**SHORT EXERCISE**
Set each entry down verbatim, omitting images.

**EXTRACTED MATERIAL**
==========

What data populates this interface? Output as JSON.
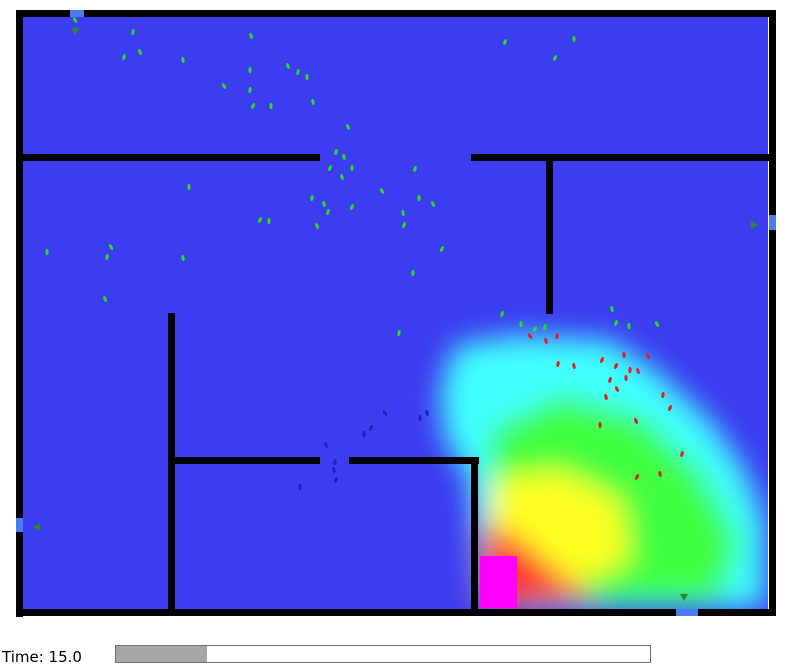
{
  "simulation": {
    "floor_color": "#3c3cf0",
    "wall_color": "#000000",
    "fire_source_color": "#ff00ff",
    "smoke_colors": [
      "#40ffff",
      "#40ff40",
      "#ffff20",
      "#ff3030"
    ],
    "agent_colors": {
      "safe": "#20e020",
      "affected": "#e02020",
      "trapped": "#2020c0"
    }
  },
  "status": {
    "time_label": "Time: 15.0",
    "progress": 0.17
  }
}
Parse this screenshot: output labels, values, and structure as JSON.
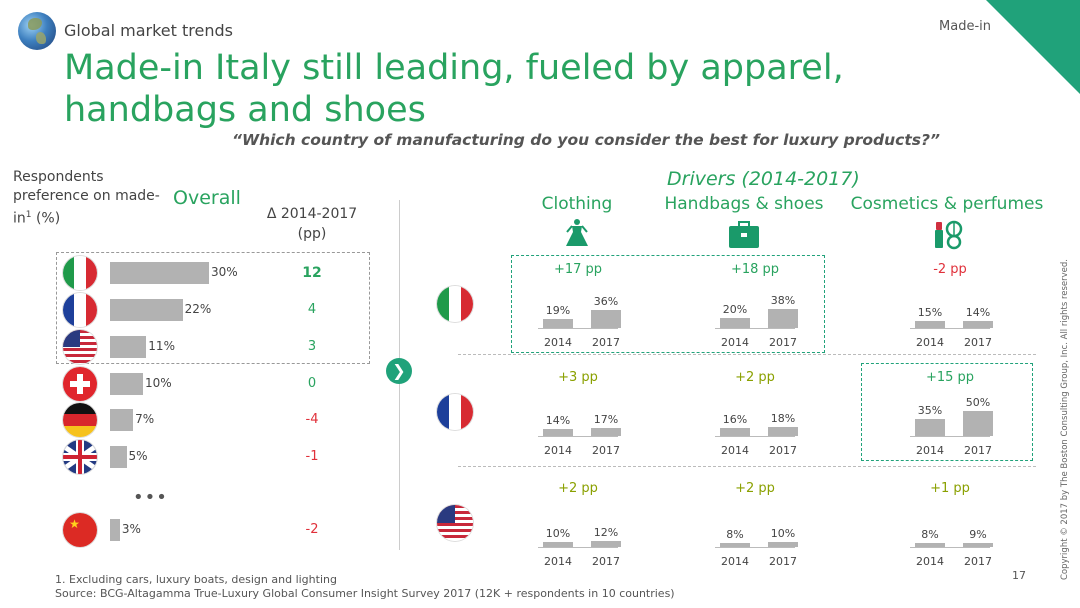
{
  "header": {
    "section": "Global market trends",
    "tag": "Made-in",
    "title": "Made-in Italy still leading, fueled by apparel, handbags and shoes",
    "question": "“Which country of manufacturing do you consider the best for luxury products?”"
  },
  "colors": {
    "accent": "#29a35f",
    "teal": "#20a27a",
    "bar": "#b2b2b2",
    "negative": "#e0303a",
    "positive_pp": "#8aa000"
  },
  "overall": {
    "respondents_label": "Respondents preference on made-in",
    "footnote_marker": "1",
    "unit": " (%)",
    "heading": "Overall",
    "delta_header_line1": "Δ 2014-2017",
    "delta_header_line2": "(pp)",
    "ellipsis": "•••"
  },
  "drivers": {
    "heading": "Drivers (2014-2017)",
    "categories": [
      "Clothing",
      "Handbags & shoes",
      "Cosmetics & perfumes"
    ],
    "icons": [
      "dress-icon",
      "handbag-icon",
      "cosmetics-icon"
    ],
    "year_labels": [
      "2014",
      "2017"
    ]
  },
  "chart_data": [
    {
      "type": "bar",
      "orientation": "horizontal",
      "title": "Overall",
      "ylabel": "Respondents preference on made-in (%)",
      "categories": [
        "Italy",
        "France",
        "USA",
        "Switzerland",
        "Germany",
        "UK",
        "China"
      ],
      "values": [
        30,
        22,
        11,
        10,
        7,
        5,
        3
      ],
      "value_labels": [
        "30%",
        "22%",
        "11%",
        "10%",
        "7%",
        "5%",
        "3%"
      ],
      "delta_2014_2017_pp": [
        12,
        4,
        3,
        0,
        -4,
        -1,
        -2
      ],
      "delta_labels": [
        "12",
        "4",
        "3",
        "0",
        "-4",
        "-1",
        "-2"
      ],
      "flag_icons": [
        "italy-flag-icon",
        "france-flag-icon",
        "usa-flag-icon",
        "switzerland-flag-icon",
        "germany-flag-icon",
        "uk-flag-icon",
        "china-flag-icon"
      ],
      "highlighted": [
        "Italy",
        "France",
        "USA"
      ]
    },
    {
      "type": "bar",
      "title": "Drivers (2014-2017)",
      "x": [
        "2014",
        "2017"
      ],
      "rows": [
        {
          "country": "Italy",
          "flag_icon": "italy-flag-icon",
          "groups": [
            {
              "category": "Clothing",
              "pp": "+17 pp",
              "values": [
                19,
                36
              ],
              "labels": [
                "19%",
                "36%"
              ],
              "highlight": true
            },
            {
              "category": "Handbags & shoes",
              "pp": "+18 pp",
              "values": [
                20,
                38
              ],
              "labels": [
                "20%",
                "38%"
              ],
              "highlight": true
            },
            {
              "category": "Cosmetics & perfumes",
              "pp": "-2 pp",
              "values": [
                15,
                14
              ],
              "labels": [
                "15%",
                "14%"
              ],
              "highlight": false
            }
          ]
        },
        {
          "country": "France",
          "flag_icon": "france-flag-icon",
          "groups": [
            {
              "category": "Clothing",
              "pp": "+3 pp",
              "values": [
                14,
                17
              ],
              "labels": [
                "14%",
                "17%"
              ],
              "highlight": false
            },
            {
              "category": "Handbags & shoes",
              "pp": "+2 pp",
              "values": [
                16,
                18
              ],
              "labels": [
                "16%",
                "18%"
              ],
              "highlight": false
            },
            {
              "category": "Cosmetics & perfumes",
              "pp": "+15 pp",
              "values": [
                35,
                50
              ],
              "labels": [
                "35%",
                "50%"
              ],
              "highlight": true
            }
          ]
        },
        {
          "country": "USA",
          "flag_icon": "usa-flag-icon",
          "groups": [
            {
              "category": "Clothing",
              "pp": "+2 pp",
              "values": [
                10,
                12
              ],
              "labels": [
                "10%",
                "12%"
              ],
              "highlight": false
            },
            {
              "category": "Handbags & shoes",
              "pp": "+2 pp",
              "values": [
                8,
                10
              ],
              "labels": [
                "8%",
                "10%"
              ],
              "highlight": false
            },
            {
              "category": "Cosmetics & perfumes",
              "pp": "+1 pp",
              "values": [
                8,
                9
              ],
              "labels": [
                "8%",
                "9%"
              ],
              "highlight": false
            }
          ]
        }
      ]
    }
  ],
  "footer": {
    "footnote": "1. Excluding cars, luxury boats, design and lighting",
    "source": "Source: BCG-Altagamma True-Luxury Global Consumer Insight Survey 2017 (12K + respondents in 10 countries)",
    "page": "17",
    "copyright": "Copyright © 2017 by The Boston Consulting Group, Inc. All rights reserved."
  }
}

==========

**SOLUTION**
What data populates this interface? Output as JSON.
{
  "simulation": {
    "floor_color": "#3c3cf0",
    "wall_color": "#000000",
    "fire_source_color": "#ff00ff",
    "smoke_colors": [
      "#40ffff",
      "#40ff40",
      "#ffff20",
      "#ff3030"
    ],
    "agent_colors": {
      "safe": "#20e020",
      "affected": "#e02020",
      "trapped": "#2020c0"
    }
  },
  "status": {
    "time_label": "Time: 15.0",
    "progress": 0.17
  }
}
Parse this screenshot: output labels, values, and structure as JSON.
{
  "header": {
    "section": "Global market trends",
    "tag": "Made-in",
    "title": "Made-in Italy still leading, fueled by apparel, handbags and shoes",
    "question": "“Which country of manufacturing do you consider the best for luxury products?”"
  },
  "colors": {
    "accent": "#29a35f",
    "teal": "#20a27a",
    "bar": "#b2b2b2",
    "negative": "#e0303a",
    "positive_pp": "#8aa000"
  },
  "overall": {
    "respondents_label": "Respondents preference on made-in",
    "footnote_marker": "1",
    "unit": " (%)",
    "heading": "Overall",
    "delta_header_line1": "Δ 2014-2017",
    "delta_header_line2": "(pp)",
    "ellipsis": "•••"
  },
  "drivers": {
    "heading": "Drivers (2014-2017)",
    "categories": [
      "Clothing",
      "Handbags & shoes",
      "Cosmetics & perfumes"
    ],
    "icons": [
      "dress-icon",
      "handbag-icon",
      "cosmetics-icon"
    ],
    "year_labels": [
      "2014",
      "2017"
    ]
  },
  "chart_data": [
    {
      "type": "bar",
      "orientation": "horizontal",
      "title": "Overall",
      "ylabel": "Respondents preference on made-in (%)",
      "categories": [
        "Italy",
        "France",
        "USA",
        "Switzerland",
        "Germany",
        "UK",
        "China"
      ],
      "values": [
        30,
        22,
        11,
        10,
        7,
        5,
        3
      ],
      "value_labels": [
        "30%",
        "22%",
        "11%",
        "10%",
        "7%",
        "5%",
        "3%"
      ],
      "delta_2014_2017_pp": [
        12,
        4,
        3,
        0,
        -4,
        -1,
        -2
      ],
      "delta_labels": [
        "12",
        "4",
        "3",
        "0",
        "-4",
        "-1",
        "-2"
      ],
      "flag_icons": [
        "italy-flag-icon",
        "france-flag-icon",
        "usa-flag-icon",
        "switzerland-flag-icon",
        "germany-flag-icon",
        "uk-flag-icon",
        "china-flag-icon"
      ],
      "highlighted": [
        "Italy",
        "France",
        "USA"
      ]
    },
    {
      "type": "bar",
      "title": "Drivers (2014-2017)",
      "x": [
        "2014",
        "2017"
      ],
      "rows": [
        {
          "country": "Italy",
          "flag_icon": "italy-flag-icon",
          "groups": [
            {
              "category": "Clothing",
              "pp": "+17 pp",
              "values": [
                19,
                36
              ],
              "labels": [
                "19%",
                "36%"
              ],
              "highlight": true
            },
            {
              "category": "Handbags & shoes",
              "pp": "+18 pp",
              "values": [
                20,
                38
              ],
              "labels": [
                "20%",
                "38%"
              ],
              "highlight": true
            },
            {
              "category": "Cosmetics & perfumes",
              "pp": "-2 pp",
              "values": [
                15,
                14
              ],
              "labels": [
                "15%",
                "14%"
              ],
              "highlight": false
            }
          ]
        },
        {
          "country": "France",
          "flag_icon": "france-flag-icon",
          "groups": [
            {
              "category": "Clothing",
              "pp": "+3 pp",
              "values": [
                14,
                17
              ],
              "labels": [
                "14%",
                "17%"
              ],
              "highlight": false
            },
            {
              "category": "Handbags & shoes",
              "pp": "+2 pp",
              "values": [
                16,
                18
              ],
              "labels": [
                "16%",
                "18%"
              ],
              "highlight": false
            },
            {
              "category": "Cosmetics & perfumes",
              "pp": "+15 pp",
              "values": [
                35,
                50
              ],
              "labels": [
                "35%",
                "50%"
              ],
              "highlight": true
            }
          ]
        },
        {
          "country": "USA",
          "flag_icon": "usa-flag-icon",
          "groups": [
            {
              "category": "Clothing",
              "pp": "+2 pp",
              "values": [
                10,
                12
              ],
              "labels": [
                "10%",
                "12%"
              ],
              "highlight": false
            },
            {
              "category": "Handbags & shoes",
              "pp": "+2 pp",
              "values": [
                8,
                10
              ],
              "labels": [
                "8%",
                "10%"
              ],
              "highlight": false
            },
            {
              "category": "Cosmetics & perfumes",
              "pp": "+1 pp",
              "values": [
                8,
                9
              ],
              "labels": [
                "8%",
                "9%"
              ],
              "highlight": false
            }
          ]
        }
      ]
    }
  ],
  "footer": {
    "footnote": "1. Excluding cars, luxury boats, design and lighting",
    "source": "Source: BCG-Altagamma True-Luxury Global Consumer Insight Survey 2017 (12K + respondents in 10 countries)",
    "page": "17",
    "copyright": "Copyright © 2017 by The Boston Consulting Group, Inc. All rights reserved."
  }
}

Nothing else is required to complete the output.